Exercise requirements
Copy out the listing exactly.

** START **

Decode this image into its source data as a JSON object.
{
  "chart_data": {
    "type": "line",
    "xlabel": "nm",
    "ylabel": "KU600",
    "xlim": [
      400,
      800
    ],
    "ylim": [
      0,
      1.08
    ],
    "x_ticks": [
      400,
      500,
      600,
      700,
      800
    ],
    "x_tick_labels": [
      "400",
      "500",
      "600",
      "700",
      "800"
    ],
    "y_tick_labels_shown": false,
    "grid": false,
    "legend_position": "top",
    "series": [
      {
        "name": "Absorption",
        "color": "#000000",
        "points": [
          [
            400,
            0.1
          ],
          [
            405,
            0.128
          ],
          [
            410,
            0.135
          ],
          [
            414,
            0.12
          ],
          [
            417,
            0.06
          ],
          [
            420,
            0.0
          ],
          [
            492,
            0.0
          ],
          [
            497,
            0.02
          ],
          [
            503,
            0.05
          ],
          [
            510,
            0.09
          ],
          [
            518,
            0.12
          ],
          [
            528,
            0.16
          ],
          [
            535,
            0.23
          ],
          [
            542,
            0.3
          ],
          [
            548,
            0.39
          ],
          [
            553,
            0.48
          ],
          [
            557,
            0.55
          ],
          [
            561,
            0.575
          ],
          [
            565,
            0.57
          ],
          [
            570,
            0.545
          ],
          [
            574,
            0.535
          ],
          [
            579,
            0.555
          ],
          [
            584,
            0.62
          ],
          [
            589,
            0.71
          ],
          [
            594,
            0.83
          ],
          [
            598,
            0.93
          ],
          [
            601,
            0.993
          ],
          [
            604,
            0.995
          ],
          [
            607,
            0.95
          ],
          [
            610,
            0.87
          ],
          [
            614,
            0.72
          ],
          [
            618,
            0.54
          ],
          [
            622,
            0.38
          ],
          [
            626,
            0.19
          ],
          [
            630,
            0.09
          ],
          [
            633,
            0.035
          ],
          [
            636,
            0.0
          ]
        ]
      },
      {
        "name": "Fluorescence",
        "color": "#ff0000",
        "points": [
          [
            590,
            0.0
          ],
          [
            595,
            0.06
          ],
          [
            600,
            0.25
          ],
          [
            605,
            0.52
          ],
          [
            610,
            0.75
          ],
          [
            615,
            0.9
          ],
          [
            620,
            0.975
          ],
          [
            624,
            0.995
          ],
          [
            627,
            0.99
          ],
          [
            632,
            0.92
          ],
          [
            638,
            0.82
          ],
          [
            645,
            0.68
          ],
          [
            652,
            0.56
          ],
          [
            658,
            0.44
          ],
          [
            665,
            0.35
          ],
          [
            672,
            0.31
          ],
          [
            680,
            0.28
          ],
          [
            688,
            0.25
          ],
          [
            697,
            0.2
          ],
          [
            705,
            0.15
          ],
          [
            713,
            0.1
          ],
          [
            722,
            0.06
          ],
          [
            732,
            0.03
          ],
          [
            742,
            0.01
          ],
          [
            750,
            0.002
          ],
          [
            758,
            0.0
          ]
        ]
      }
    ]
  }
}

** END **

Worked solution
Decode this image into its source data as a JSON object.
{
  "chart_data": {
    "type": "line",
    "xlabel": "nm",
    "ylabel": "KU600",
    "xlim": [
      400,
      800
    ],
    "ylim": [
      0,
      1.08
    ],
    "x_ticks": [
      400,
      500,
      600,
      700,
      800
    ],
    "x_tick_labels": [
      "400",
      "500",
      "600",
      "700",
      "800"
    ],
    "y_tick_labels_shown": false,
    "grid": false,
    "legend_position": "top",
    "series": [
      {
        "name": "Absorption",
        "color": "#000000",
        "points": [
          [
            400,
            0.1
          ],
          [
            405,
            0.128
          ],
          [
            410,
            0.135
          ],
          [
            414,
            0.12
          ],
          [
            417,
            0.06
          ],
          [
            420,
            0.0
          ],
          [
            492,
            0.0
          ],
          [
            497,
            0.02
          ],
          [
            503,
            0.05
          ],
          [
            510,
            0.09
          ],
          [
            518,
            0.12
          ],
          [
            528,
            0.16
          ],
          [
            535,
            0.23
          ],
          [
            542,
            0.3
          ],
          [
            548,
            0.39
          ],
          [
            553,
            0.48
          ],
          [
            557,
            0.55
          ],
          [
            561,
            0.575
          ],
          [
            565,
            0.57
          ],
          [
            570,
            0.545
          ],
          [
            574,
            0.535
          ],
          [
            579,
            0.555
          ],
          [
            584,
            0.62
          ],
          [
            589,
            0.71
          ],
          [
            594,
            0.83
          ],
          [
            598,
            0.93
          ],
          [
            601,
            0.993
          ],
          [
            604,
            0.995
          ],
          [
            607,
            0.95
          ],
          [
            610,
            0.87
          ],
          [
            614,
            0.72
          ],
          [
            618,
            0.54
          ],
          [
            622,
            0.38
          ],
          [
            626,
            0.19
          ],
          [
            630,
            0.09
          ],
          [
            633,
            0.035
          ],
          [
            636,
            0.0
          ]
        ]
      },
      {
        "name": "Fluorescence",
        "color": "#ff0000",
        "points": [
          [
            590,
            0.0
          ],
          [
            595,
            0.06
          ],
          [
            600,
            0.25
          ],
          [
            605,
            0.52
          ],
          [
            610,
            0.75
          ],
          [
            615,
            0.9
          ],
          [
            620,
            0.975
          ],
          [
            624,
            0.995
          ],
          [
            627,
            0.99
          ],
          [
            632,
            0.92
          ],
          [
            638,
            0.82
          ],
          [
            645,
            0.68
          ],
          [
            652,
            0.56
          ],
          [
            658,
            0.44
          ],
          [
            665,
            0.35
          ],
          [
            672,
            0.31
          ],
          [
            680,
            0.28
          ],
          [
            688,
            0.25
          ],
          [
            697,
            0.2
          ],
          [
            705,
            0.15
          ],
          [
            713,
            0.1
          ],
          [
            722,
            0.06
          ],
          [
            732,
            0.03
          ],
          [
            742,
            0.01
          ],
          [
            750,
            0.002
          ],
          [
            758,
            0.0
          ]
        ]
      }
    ]
  }
}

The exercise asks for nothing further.